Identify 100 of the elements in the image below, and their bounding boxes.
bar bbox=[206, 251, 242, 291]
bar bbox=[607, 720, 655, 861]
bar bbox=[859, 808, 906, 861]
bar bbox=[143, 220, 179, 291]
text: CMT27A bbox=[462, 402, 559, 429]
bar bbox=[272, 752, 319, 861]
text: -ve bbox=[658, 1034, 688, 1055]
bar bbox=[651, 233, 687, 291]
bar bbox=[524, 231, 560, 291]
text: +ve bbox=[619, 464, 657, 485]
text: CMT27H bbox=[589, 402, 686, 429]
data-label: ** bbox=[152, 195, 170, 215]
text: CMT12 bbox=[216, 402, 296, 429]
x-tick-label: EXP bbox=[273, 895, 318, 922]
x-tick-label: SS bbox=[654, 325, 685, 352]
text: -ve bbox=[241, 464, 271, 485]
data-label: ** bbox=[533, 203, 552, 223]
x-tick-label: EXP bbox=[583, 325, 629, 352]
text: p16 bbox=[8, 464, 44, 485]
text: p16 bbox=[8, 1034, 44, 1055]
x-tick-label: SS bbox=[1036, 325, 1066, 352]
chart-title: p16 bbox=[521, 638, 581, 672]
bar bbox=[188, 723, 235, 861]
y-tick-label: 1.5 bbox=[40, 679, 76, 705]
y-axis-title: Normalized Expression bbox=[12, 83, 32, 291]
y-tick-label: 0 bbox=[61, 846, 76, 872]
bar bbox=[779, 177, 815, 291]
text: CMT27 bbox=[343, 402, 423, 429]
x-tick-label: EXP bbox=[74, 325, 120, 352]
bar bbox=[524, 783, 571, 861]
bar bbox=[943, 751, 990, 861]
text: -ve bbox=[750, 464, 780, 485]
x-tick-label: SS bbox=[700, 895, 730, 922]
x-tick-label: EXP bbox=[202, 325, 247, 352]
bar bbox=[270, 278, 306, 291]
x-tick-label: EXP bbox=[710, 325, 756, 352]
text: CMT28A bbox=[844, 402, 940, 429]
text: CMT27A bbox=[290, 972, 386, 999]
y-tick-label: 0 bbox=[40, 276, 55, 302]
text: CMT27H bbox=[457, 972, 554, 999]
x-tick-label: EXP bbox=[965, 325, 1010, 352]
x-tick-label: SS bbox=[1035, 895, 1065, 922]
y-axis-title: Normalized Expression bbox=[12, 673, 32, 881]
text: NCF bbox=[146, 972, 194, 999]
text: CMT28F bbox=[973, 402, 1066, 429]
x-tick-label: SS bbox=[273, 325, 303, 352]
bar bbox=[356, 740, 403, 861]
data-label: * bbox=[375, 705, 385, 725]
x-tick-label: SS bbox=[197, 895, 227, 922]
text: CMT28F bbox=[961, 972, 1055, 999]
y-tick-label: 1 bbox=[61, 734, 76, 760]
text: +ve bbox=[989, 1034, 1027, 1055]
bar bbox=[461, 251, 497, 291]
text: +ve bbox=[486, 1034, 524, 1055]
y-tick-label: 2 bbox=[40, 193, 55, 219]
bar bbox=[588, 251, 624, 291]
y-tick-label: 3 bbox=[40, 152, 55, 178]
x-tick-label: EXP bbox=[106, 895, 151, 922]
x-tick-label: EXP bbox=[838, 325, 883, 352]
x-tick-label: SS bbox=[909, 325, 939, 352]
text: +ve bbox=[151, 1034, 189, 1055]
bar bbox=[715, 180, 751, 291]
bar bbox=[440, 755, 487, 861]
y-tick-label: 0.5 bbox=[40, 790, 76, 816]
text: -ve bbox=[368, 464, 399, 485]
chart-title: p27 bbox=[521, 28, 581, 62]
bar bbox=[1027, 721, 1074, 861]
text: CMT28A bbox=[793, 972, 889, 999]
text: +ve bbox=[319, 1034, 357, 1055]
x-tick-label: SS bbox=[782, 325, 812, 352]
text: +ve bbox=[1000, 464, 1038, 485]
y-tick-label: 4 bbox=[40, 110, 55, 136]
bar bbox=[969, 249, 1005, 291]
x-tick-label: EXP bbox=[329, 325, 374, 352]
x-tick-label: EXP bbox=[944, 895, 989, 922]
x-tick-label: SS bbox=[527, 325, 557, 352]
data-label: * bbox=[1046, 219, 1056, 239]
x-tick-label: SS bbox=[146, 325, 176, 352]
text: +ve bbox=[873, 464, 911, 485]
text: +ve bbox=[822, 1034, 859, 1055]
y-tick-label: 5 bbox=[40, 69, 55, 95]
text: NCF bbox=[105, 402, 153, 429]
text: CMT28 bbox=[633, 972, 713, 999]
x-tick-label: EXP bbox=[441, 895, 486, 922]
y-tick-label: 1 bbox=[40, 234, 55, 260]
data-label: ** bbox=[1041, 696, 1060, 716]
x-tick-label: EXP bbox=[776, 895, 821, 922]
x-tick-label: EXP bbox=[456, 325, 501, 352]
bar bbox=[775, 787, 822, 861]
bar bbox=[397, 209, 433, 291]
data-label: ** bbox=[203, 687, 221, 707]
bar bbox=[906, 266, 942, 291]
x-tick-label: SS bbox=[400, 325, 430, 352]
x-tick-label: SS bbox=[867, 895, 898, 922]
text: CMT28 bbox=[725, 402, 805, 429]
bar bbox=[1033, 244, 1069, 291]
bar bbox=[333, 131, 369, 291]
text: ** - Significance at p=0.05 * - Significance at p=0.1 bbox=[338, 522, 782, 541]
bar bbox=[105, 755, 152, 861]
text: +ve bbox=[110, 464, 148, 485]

(EXERCISE OBJECTIVE): Convert all the rows above into a JSON list of strings, with one string per line and blank lines omitted.

(FULL RESPONSE):
[
  "Identify 100 of the elements in the image below, and their bounding boxes.",
  "bar bbox=[206, 251, 242, 291]",
  "bar bbox=[607, 720, 655, 861]",
  "bar bbox=[859, 808, 906, 861]",
  "bar bbox=[143, 220, 179, 291]",
  "text: CMT27A bbox=[462, 402, 559, 429]",
  "bar bbox=[272, 752, 319, 861]",
  "text: -ve bbox=[658, 1034, 688, 1055]",
  "bar bbox=[651, 233, 687, 291]",
  "bar bbox=[524, 231, 560, 291]",
  "text: +ve bbox=[619, 464, 657, 485]",
  "text: CMT27H bbox=[589, 402, 686, 429]",
  "data-label: ** bbox=[152, 195, 170, 215]",
  "text: CMT12 bbox=[216, 402, 296, 429]",
  "x-tick-label: EXP bbox=[273, 895, 318, 922]",
  "x-tick-label: SS bbox=[654, 325, 685, 352]",
  "text: -ve bbox=[241, 464, 271, 485]",
  "data-label: ** bbox=[533, 203, 552, 223]",
  "x-tick-label: EXP bbox=[583, 325, 629, 352]",
  "text: p16 bbox=[8, 464, 44, 485]",
  "text: p16 bbox=[8, 1034, 44, 1055]",
  "x-tick-label: SS bbox=[1036, 325, 1066, 352]",
  "chart-title: p16 bbox=[521, 638, 581, 672]",
  "bar bbox=[188, 723, 235, 861]",
  "y-tick-label: 1.5 bbox=[40, 679, 76, 705]",
  "y-axis-title: Normalized Expression bbox=[12, 83, 32, 291]",
  "y-tick-label: 0 bbox=[61, 846, 76, 872]",
  "bar bbox=[779, 177, 815, 291]",
  "text: CMT27 bbox=[343, 402, 423, 429]",
  "x-tick-label: EXP bbox=[74, 325, 120, 352]",
  "bar bbox=[524, 783, 571, 861]",
  "bar bbox=[943, 751, 990, 861]",
  "text: -ve bbox=[750, 464, 780, 485]",
  "x-tick-label: SS bbox=[700, 895, 730, 922]",
  "x-tick-label: EXP bbox=[202, 325, 247, 352]",
  "bar bbox=[270, 278, 306, 291]",
  "x-tick-label: EXP bbox=[710, 325, 756, 352]",
  "text: CMT28A bbox=[844, 402, 940, 429]",
  "text: CMT27A bbox=[290, 972, 386, 999]",
  "y-tick-label: 0 bbox=[40, 276, 55, 302]",
  "text: CMT27H bbox=[457, 972, 554, 999]",
  "x-tick-label: EXP bbox=[965, 325, 1010, 352]",
  "x-tick-label: SS bbox=[1035, 895, 1065, 922]",
  "y-axis-title: Normalized Expression bbox=[12, 673, 32, 881]",
  "text: NCF bbox=[146, 972, 194, 999]",
  "text: CMT28F bbox=[973, 402, 1066, 429]",
  "x-tick-label: SS bbox=[273, 325, 303, 352]",
  "bar bbox=[356, 740, 403, 861]",
  "data-label: * bbox=[375, 705, 385, 725]",
  "x-tick-label: SS bbox=[197, 895, 227, 922]",
  "text: CMT28F bbox=[961, 972, 1055, 999]",
  "y-tick-label: 1 bbox=[61, 734, 76, 760]",
  "text: +ve bbox=[989, 1034, 1027, 1055]",
  "bar bbox=[461, 251, 497, 291]",
  "text: +ve bbox=[486, 1034, 524, 1055]",
  "y-tick-label: 2 bbox=[40, 193, 55, 219]",
  "bar bbox=[588, 251, 624, 291]",
  "y-tick-label: 3 bbox=[40, 152, 55, 178]",
  "x-tick-label: EXP bbox=[106, 895, 151, 922]",
  "x-tick-label: EXP bbox=[838, 325, 883, 352]",
  "x-tick-label: SS bbox=[909, 325, 939, 352]",
  "text: +ve bbox=[151, 1034, 189, 1055]",
  "bar bbox=[715, 180, 751, 291]",
  "bar bbox=[440, 755, 487, 861]",
  "y-tick-label: 0.5 bbox=[40, 790, 76, 816]",
  "text: -ve bbox=[368, 464, 399, 485]",
  "chart-title: p27 bbox=[521, 28, 581, 62]",
  "bar bbox=[1027, 721, 1074, 861]",
  "text: CMT28A bbox=[793, 972, 889, 999]",
  "text: +ve bbox=[319, 1034, 357, 1055]",
  "x-tick-label: SS bbox=[782, 325, 812, 352]",
  "text: +ve bbox=[1000, 464, 1038, 485]",
  "y-tick-label: 4 bbox=[40, 110, 55, 136]",
  "bar bbox=[969, 249, 1005, 291]",
  "x-tick-label: EXP bbox=[329, 325, 374, 352]",
  "x-tick-label: EXP bbox=[944, 895, 989, 922]",
  "x-tick-label: SS bbox=[527, 325, 557, 352]",
  "data-label: * bbox=[1046, 219, 1056, 239]",
  "x-tick-label: SS bbox=[146, 325, 176, 352]",
  "text: +ve bbox=[873, 464, 911, 485]",
  "text: +ve bbox=[822, 1034, 859, 1055]",
  "y-tick-label: 5 bbox=[40, 69, 55, 95]",
  "text: NCF bbox=[105, 402, 153, 429]",
  "text: CMT28 bbox=[633, 972, 713, 999]",
  "x-tick-label: EXP bbox=[441, 895, 486, 922]",
  "y-tick-label: 1 bbox=[40, 234, 55, 260]",
  "data-label: ** bbox=[1041, 696, 1060, 716]",
  "x-tick-label: EXP bbox=[776, 895, 821, 922]",
  "x-tick-label: EXP bbox=[456, 325, 501, 352]",
  "bar bbox=[775, 787, 822, 861]",
  "bar bbox=[397, 209, 433, 291]",
  "data-label: ** bbox=[203, 687, 221, 707]",
  "bar bbox=[906, 266, 942, 291]",
  "x-tick-label: SS bbox=[400, 325, 430, 352]",
  "x-tick-label: SS bbox=[867, 895, 898, 922]",
  "text: CMT28 bbox=[725, 402, 805, 429]",
  "bar bbox=[1033, 244, 1069, 291]",
  "bar bbox=[333, 131, 369, 291]",
  "text: ** - Significance at p=0.05 * - Significance at p=0.1 bbox=[338, 522, 782, 541]",
  "bar bbox=[105, 755, 152, 861]",
  "text: +ve bbox=[110, 464, 148, 485]"
]